§ Aim of the task
Show each line that has the string "grid" in it.

---+---

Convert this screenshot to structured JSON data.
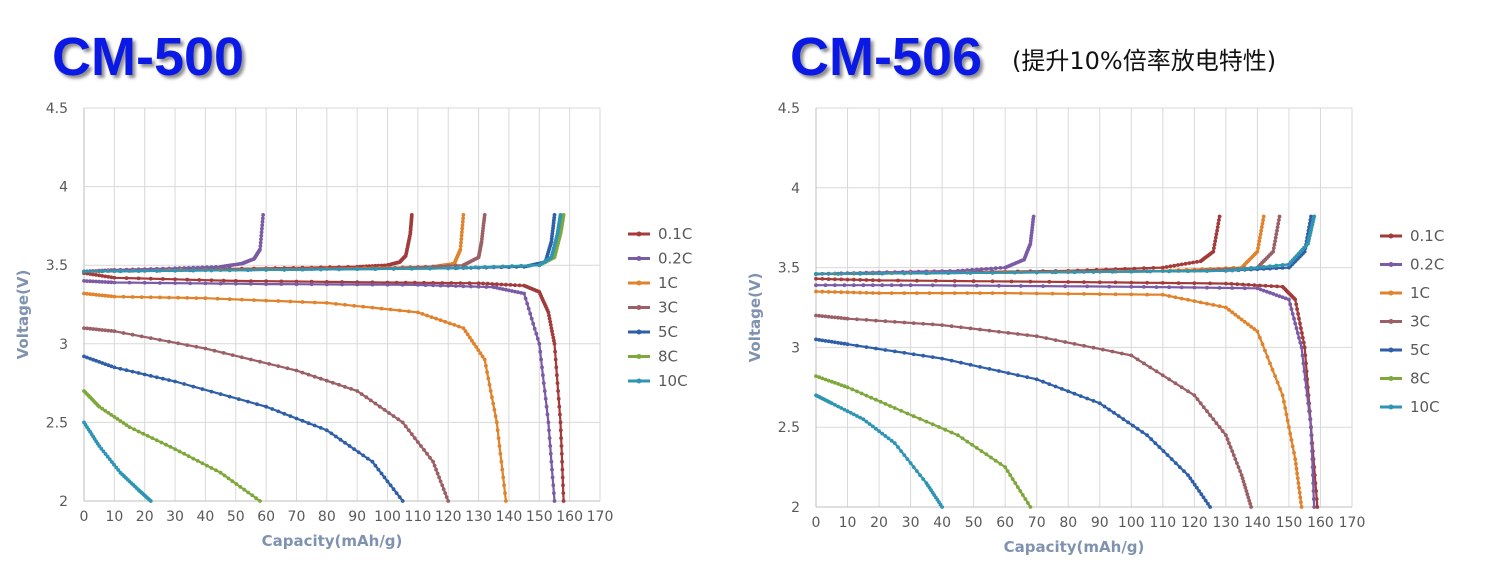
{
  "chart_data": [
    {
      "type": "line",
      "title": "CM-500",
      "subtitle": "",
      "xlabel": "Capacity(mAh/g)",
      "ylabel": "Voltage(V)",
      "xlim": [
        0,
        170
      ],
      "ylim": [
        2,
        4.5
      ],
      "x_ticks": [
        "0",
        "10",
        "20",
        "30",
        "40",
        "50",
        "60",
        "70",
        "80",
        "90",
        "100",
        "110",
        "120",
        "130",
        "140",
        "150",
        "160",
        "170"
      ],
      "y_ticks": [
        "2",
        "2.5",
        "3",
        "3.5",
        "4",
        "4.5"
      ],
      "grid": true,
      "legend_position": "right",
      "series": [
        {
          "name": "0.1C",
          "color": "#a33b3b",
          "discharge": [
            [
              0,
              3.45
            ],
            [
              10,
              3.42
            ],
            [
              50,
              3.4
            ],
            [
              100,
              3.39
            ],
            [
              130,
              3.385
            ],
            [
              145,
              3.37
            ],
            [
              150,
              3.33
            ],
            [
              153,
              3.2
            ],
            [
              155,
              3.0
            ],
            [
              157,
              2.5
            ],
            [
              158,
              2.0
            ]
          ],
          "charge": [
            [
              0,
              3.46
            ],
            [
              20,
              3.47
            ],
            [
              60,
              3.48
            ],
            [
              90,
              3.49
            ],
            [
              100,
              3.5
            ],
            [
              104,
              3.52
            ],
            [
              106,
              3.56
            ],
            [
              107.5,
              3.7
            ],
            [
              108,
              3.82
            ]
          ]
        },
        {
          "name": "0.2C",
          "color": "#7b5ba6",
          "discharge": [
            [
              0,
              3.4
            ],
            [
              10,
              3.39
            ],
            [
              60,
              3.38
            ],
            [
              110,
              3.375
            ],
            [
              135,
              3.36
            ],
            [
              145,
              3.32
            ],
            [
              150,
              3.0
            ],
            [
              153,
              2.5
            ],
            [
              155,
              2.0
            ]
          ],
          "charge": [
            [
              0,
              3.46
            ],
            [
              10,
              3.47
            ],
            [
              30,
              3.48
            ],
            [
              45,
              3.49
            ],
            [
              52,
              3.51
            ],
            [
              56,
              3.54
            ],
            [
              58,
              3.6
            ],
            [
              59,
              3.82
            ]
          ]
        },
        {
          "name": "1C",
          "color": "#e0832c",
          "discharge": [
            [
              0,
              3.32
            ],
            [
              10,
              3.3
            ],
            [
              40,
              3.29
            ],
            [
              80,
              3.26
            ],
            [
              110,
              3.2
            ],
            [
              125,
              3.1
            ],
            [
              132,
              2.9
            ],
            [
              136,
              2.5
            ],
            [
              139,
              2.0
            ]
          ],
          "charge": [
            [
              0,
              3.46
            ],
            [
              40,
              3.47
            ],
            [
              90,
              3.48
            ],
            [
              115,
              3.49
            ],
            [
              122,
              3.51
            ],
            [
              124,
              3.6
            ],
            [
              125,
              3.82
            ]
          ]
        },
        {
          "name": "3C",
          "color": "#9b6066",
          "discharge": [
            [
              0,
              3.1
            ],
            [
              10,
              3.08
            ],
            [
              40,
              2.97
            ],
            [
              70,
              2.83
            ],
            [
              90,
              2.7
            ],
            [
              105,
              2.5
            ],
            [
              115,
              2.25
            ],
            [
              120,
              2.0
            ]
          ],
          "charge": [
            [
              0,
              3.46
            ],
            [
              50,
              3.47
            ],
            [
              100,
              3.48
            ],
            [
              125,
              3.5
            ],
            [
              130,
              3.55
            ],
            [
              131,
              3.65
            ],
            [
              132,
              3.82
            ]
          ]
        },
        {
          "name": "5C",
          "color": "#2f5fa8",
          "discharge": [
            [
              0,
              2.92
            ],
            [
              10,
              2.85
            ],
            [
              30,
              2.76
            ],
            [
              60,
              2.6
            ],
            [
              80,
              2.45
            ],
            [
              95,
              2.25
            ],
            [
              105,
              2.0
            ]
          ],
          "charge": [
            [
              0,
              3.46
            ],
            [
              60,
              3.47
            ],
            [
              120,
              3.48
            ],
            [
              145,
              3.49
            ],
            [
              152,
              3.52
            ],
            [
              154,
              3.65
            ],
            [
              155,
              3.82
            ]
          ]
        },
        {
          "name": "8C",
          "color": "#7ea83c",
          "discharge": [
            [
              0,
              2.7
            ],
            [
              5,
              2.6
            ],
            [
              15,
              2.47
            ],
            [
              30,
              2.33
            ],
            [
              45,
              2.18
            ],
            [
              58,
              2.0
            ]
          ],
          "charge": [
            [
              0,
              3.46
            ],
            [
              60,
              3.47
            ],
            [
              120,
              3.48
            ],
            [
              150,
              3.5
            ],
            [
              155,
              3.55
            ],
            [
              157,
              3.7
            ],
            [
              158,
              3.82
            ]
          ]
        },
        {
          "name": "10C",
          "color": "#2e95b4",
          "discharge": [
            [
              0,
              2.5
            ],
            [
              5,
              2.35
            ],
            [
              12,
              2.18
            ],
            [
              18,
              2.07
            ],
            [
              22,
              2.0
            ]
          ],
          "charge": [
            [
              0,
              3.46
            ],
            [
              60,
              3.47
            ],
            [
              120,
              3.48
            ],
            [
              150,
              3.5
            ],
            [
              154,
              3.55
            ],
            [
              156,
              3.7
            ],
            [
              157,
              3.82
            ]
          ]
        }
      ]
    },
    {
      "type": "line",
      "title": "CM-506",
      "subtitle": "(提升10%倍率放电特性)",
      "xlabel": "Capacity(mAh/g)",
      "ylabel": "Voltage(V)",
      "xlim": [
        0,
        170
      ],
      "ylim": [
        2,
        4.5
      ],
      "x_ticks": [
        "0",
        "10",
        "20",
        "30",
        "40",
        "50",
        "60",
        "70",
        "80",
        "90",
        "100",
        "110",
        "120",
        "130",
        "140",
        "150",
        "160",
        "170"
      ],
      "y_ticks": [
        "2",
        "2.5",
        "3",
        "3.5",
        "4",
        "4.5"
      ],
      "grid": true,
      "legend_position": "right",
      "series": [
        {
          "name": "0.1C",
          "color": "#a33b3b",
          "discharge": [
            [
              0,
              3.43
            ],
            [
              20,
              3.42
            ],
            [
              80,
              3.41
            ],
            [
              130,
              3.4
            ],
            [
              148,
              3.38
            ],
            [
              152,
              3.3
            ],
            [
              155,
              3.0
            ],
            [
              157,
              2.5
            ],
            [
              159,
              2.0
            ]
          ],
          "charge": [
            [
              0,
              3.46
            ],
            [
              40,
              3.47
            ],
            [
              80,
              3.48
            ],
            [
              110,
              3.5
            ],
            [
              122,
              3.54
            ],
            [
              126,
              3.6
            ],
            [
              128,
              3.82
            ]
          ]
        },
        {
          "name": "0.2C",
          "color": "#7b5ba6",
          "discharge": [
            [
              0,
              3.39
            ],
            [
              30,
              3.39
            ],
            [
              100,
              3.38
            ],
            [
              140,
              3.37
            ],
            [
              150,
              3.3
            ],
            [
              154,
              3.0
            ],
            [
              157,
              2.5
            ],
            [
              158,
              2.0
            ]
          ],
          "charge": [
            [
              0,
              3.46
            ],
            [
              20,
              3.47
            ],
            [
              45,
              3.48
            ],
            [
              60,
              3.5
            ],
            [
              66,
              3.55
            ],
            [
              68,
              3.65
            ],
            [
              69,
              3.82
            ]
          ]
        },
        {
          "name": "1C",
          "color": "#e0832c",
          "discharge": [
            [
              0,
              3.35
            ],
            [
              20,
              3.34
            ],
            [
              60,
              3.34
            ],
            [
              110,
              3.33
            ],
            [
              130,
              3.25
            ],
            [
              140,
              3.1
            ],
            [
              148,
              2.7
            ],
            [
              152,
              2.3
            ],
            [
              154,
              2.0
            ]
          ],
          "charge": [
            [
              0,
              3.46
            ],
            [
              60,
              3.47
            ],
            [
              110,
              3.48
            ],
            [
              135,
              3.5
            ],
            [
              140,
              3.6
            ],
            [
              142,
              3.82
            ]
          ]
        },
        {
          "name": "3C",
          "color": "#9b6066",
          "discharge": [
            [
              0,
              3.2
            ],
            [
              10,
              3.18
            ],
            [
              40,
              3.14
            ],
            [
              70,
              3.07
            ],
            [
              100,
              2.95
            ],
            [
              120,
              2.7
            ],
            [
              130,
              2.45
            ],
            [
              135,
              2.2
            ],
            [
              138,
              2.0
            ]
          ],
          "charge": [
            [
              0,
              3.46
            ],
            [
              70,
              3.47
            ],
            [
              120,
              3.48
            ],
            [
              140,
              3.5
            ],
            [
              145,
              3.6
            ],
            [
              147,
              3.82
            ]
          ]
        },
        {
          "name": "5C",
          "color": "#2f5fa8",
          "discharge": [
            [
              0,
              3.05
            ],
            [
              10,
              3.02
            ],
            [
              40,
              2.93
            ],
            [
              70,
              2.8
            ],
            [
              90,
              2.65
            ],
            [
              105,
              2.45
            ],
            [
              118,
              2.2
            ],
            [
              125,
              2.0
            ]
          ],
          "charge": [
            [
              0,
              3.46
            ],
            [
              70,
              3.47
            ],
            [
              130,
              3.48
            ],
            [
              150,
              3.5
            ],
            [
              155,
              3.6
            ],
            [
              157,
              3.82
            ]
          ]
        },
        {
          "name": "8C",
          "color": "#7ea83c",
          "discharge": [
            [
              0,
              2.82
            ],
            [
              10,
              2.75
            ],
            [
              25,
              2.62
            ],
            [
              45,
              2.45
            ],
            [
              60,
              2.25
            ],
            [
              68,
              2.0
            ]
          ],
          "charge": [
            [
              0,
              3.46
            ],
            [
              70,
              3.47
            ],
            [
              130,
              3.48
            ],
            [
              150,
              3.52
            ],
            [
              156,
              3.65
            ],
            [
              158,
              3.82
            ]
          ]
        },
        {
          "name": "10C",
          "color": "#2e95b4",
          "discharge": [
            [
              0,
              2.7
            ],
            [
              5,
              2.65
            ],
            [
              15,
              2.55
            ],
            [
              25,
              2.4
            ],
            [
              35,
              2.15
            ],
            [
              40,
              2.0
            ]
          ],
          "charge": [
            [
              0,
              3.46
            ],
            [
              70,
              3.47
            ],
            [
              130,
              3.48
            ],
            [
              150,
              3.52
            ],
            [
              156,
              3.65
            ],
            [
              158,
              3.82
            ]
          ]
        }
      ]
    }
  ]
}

---+---

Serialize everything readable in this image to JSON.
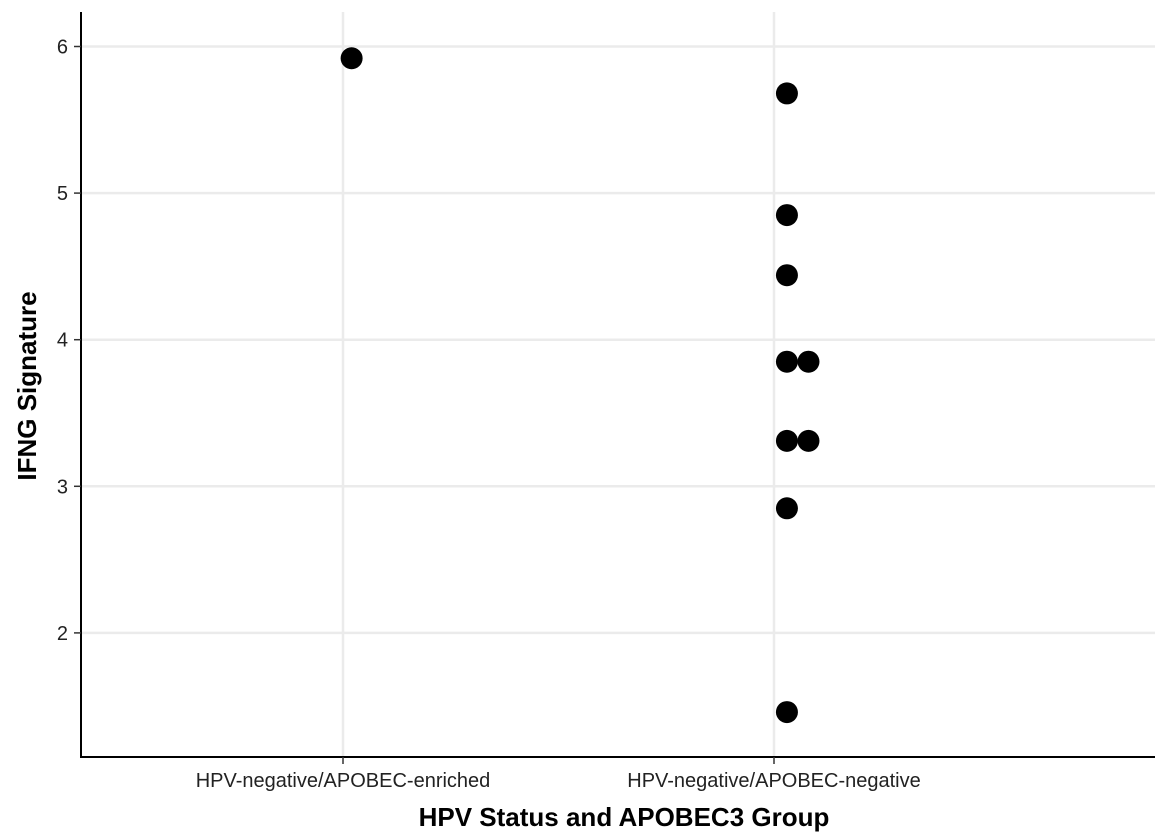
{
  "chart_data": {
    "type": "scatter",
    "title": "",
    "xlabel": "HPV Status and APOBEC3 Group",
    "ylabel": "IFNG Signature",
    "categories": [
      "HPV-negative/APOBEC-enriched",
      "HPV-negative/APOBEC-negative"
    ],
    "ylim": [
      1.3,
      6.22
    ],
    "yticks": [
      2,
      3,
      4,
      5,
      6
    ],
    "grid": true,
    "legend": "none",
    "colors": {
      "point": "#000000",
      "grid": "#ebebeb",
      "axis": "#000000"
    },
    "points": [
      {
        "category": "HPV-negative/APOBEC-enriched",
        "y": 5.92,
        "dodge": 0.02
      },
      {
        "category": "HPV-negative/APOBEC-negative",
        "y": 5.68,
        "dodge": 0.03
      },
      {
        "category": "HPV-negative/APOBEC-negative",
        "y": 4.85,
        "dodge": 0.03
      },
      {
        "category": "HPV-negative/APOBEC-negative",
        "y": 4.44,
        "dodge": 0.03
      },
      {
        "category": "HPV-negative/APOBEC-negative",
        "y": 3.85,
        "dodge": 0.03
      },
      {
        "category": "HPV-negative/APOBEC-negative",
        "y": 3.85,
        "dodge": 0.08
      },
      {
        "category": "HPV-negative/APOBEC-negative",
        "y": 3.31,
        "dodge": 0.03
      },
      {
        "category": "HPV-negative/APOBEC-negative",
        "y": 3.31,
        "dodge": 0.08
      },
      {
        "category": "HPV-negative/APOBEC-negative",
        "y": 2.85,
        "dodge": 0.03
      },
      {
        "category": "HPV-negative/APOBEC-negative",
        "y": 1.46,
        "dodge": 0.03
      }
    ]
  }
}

---+---

§ Solved problem
      "grid": true,
      "grid": true,
    "grid": true,
      "grid": "#ebebeb",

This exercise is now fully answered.